##### DATA TO USE

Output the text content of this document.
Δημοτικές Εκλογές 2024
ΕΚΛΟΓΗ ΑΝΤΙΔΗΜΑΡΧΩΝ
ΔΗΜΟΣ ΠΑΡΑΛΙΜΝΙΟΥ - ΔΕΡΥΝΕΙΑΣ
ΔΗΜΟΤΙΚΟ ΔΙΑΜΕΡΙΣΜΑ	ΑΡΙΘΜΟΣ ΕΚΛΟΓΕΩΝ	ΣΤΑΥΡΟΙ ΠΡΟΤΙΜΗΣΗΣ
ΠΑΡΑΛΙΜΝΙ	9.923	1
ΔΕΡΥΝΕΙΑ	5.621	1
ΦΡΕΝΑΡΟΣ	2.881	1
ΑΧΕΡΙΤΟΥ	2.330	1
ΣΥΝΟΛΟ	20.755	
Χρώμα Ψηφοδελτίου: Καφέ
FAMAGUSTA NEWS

##########

AIM
Return all of the entries exactly as they were supplied.

RESULT
Output the text content of this document.
Δημοτικές Εκλογές 2024
ΕΚΛΟΓΗ ΑΝΤΙΔΗΜΑΡΧΩΝ
ΔΗΜΟΣ ΠΑΡΑΛΙΜΝΙΟΥ - ΔΕΡΥΝΕΙΑΣ
ΔΗΜΟΤΙΚΟ ΔΙΑΜΕΡΙΣΜΑ	ΑΡΙΘΜΟΣ ΕΚΛΟΓΕΩΝ	ΣΤΑΥΡΟΙ ΠΡΟΤΙΜΗΣΗΣ
ΠΑΡΑΛΙΜΝΙ	9.923	1
ΔΕΡΥΝΕΙΑ	5.621	1
ΦΡΕΝΑΡΟΣ	2.881	1
ΑΧΕΡΙΤΟΥ	2.330	1
ΣΥΝΟΛΟ	20.755	
Χρώμα Ψηφοδελτίου: Καφέ
FAMAGUSTA NEWS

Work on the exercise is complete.